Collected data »

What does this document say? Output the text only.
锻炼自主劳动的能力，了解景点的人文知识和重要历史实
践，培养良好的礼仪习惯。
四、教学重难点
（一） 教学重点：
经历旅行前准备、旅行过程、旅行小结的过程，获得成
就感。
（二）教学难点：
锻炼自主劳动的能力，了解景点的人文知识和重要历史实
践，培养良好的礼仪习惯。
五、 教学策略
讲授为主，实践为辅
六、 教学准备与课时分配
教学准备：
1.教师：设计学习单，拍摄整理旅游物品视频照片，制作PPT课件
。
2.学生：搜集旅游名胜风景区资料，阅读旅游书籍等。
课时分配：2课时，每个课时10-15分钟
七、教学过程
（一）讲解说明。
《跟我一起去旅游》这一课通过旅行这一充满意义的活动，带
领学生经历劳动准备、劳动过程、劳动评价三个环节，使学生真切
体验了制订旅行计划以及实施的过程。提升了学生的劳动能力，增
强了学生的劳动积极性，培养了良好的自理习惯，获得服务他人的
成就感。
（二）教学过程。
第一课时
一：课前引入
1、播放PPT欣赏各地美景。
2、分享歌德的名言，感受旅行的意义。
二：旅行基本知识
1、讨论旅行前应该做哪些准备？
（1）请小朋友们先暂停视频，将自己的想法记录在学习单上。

Set task » Print the listing above in its entirety, with every line exact.

Correct output »
What does this document say? Output the text only.
锻炼自主劳动的能力，了解景点的人文知识和重要历史实
践，培养良好的礼仪习惯。
四、教学重难点
（一） 教学重点：
经历旅行前准备、旅行过程、旅行小结的过程，获得成
就感。
（二）教学难点：
锻炼自主劳动的能力，了解景点的人文知识和重要历史实
践，培养良好的礼仪习惯。
五、 教学策略
讲授为主，实践为辅
六、 教学准备与课时分配
教学准备：
1.教师：设计学习单，拍摄整理旅游物品视频照片，制作PPT课件
。
2.学生：搜集旅游名胜风景区资料，阅读旅游书籍等。
课时分配：2课时，每个课时10-15分钟
七、教学过程
（一）讲解说明。
《跟我一起去旅游》这一课通过旅行这一充满意义的活动，带
领学生经历劳动准备、劳动过程、劳动评价三个环节，使学生真切
体验了制订旅行计划以及实施的过程。提升了学生的劳动能力，增
强了学生的劳动积极性，培养了良好的自理习惯，获得服务他人的
成就感。
（二）教学过程。
第一课时
一：课前引入
1、播放PPT欣赏各地美景。
2、分享歌德的名言，感受旅行的意义。
二：旅行基本知识
1、讨论旅行前应该做哪些准备？
（1）请小朋友们先暂停视频，将自己的想法记录在学习单上。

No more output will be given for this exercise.